## Required actions
A. In the Velodyne lidar text, rewrite the passage from "Instead of data" to "standard pcap format.", substituting "tcpdump" for "Wireshark".
B. According to the Velodyne lidar text, how long is each packet in the exported raw data?

## Exercise text
..........

After that, if I can get a dataset from Velodyne or another source where a moving ground lidar moves in a circle or otherwise intersects its own path somewhere, then the proof that the algorithm works will be if in that big point cloud that point of intersection actually lines up. (though I suspect again that more advanced logic is need to re-align the data after the logic determines that it has encounter features that it has scene before).

2008-07-30

Velodyne Lidar- Monterey Data




There's something wrong with how I'm viewing the data, the streaks indicate every revolution of the lidar results in an angular drift- maybe I'm re-adding a rotational offset and allowing it to accumulate?

No, it turned out to be a combination of things- applying the wrong calibration data (essentially flopping the lower and upper laser blocks). Now it's starting to look pretty good, though there is a lot of blurriness because the environment is changing over time- that's a car pulling out into an intersection.




Velodyne Lidar - Monterey from binarymillenium on Vimeo.

2008-07-29

Velodyne Lidar Sample Data: Getting a .pcap into Python

Velodyne has provided me with this sample data from their HDL-64E lidar.

Instead of data exported from their viewer software, it's a pcap captured with Wireshark or a another network capture tool that uses the standard pcap format.

Initially I was trying to extract the lidar packets with libpcap and python, using pcapy or similar, and went through a lot of trouble getting the pcap library to build in the cygwin environment. Python and libpcap were able to load the data from the pcap, but rendered the binary into a long string with escape codes like '\xff'.

I then discovered that Wireshark has a function called 'follow udp stream'- right-click on the data part of a packet in Wireshark and then export as 'raw'. The exported data doesn't preserve division between packets any longer, but since each is of a consistent length (1206 bytes) it's easy to parse.

..........

## Given entries
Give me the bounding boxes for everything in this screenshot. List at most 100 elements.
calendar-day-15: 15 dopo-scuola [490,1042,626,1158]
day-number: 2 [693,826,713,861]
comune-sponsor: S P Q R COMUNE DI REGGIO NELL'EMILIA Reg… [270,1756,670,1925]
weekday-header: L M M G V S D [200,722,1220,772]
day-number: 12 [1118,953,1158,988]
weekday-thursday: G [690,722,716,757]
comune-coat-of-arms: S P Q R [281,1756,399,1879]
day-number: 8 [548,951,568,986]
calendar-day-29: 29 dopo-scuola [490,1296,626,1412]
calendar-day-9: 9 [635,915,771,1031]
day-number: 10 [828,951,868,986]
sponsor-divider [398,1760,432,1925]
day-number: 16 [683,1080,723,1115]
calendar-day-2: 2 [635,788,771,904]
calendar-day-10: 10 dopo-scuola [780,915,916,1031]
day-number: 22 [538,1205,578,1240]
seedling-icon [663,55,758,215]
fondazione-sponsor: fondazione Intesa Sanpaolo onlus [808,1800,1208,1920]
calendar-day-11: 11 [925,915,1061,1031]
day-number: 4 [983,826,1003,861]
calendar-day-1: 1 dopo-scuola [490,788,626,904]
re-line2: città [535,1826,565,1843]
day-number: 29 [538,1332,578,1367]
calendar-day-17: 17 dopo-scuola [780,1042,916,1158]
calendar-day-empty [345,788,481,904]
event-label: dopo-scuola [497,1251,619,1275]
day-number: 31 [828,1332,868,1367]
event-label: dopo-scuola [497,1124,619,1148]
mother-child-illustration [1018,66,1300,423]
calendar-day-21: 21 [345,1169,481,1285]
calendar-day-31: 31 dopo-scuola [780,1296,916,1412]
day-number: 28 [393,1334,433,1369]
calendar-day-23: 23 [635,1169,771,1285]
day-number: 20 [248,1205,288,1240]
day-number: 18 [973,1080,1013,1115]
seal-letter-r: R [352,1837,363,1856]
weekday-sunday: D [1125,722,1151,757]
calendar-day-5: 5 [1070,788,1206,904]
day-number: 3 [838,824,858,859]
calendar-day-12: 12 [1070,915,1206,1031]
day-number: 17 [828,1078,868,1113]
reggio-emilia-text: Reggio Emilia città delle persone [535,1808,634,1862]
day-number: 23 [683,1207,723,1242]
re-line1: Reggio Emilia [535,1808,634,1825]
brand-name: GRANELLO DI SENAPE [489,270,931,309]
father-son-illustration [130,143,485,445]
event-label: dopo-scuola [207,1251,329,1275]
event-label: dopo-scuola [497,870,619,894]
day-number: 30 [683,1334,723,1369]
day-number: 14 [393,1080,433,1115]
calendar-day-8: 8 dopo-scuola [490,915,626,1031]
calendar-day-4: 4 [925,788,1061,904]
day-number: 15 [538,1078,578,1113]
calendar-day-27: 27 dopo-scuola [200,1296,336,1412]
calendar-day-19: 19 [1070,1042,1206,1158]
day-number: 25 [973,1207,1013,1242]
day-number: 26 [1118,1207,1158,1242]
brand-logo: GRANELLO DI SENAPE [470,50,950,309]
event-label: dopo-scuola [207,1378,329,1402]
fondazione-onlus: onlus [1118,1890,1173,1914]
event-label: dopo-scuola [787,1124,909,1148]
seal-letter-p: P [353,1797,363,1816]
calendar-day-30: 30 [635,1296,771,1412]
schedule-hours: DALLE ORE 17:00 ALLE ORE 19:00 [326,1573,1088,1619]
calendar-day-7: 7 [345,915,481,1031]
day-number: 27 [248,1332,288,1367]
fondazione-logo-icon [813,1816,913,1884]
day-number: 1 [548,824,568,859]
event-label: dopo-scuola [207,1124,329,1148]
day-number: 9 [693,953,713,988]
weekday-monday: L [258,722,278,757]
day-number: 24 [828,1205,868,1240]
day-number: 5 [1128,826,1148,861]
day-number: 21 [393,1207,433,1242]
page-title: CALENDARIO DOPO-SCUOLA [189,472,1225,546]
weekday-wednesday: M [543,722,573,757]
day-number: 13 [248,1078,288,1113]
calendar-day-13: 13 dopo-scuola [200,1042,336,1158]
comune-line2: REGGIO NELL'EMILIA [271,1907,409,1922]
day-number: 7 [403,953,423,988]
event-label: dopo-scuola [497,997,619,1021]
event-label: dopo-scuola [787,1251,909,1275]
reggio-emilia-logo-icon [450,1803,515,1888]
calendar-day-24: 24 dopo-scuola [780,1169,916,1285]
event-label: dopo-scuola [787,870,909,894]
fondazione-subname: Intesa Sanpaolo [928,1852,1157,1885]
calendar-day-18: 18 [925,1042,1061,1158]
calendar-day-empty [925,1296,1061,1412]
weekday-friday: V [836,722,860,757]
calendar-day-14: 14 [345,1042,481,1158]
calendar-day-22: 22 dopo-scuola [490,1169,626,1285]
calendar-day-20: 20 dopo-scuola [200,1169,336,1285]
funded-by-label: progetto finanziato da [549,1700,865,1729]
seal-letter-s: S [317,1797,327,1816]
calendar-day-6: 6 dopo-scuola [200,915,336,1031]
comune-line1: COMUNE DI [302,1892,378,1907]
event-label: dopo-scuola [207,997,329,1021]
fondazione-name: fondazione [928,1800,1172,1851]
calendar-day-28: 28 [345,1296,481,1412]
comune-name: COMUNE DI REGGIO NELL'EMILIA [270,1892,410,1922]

..........

## Written responses
A.
Instead of data exported from their viewer software, it's a pcap captured with tcpdump or a another network capture tool that uses the standard pcap format.

B. 1206 bytes.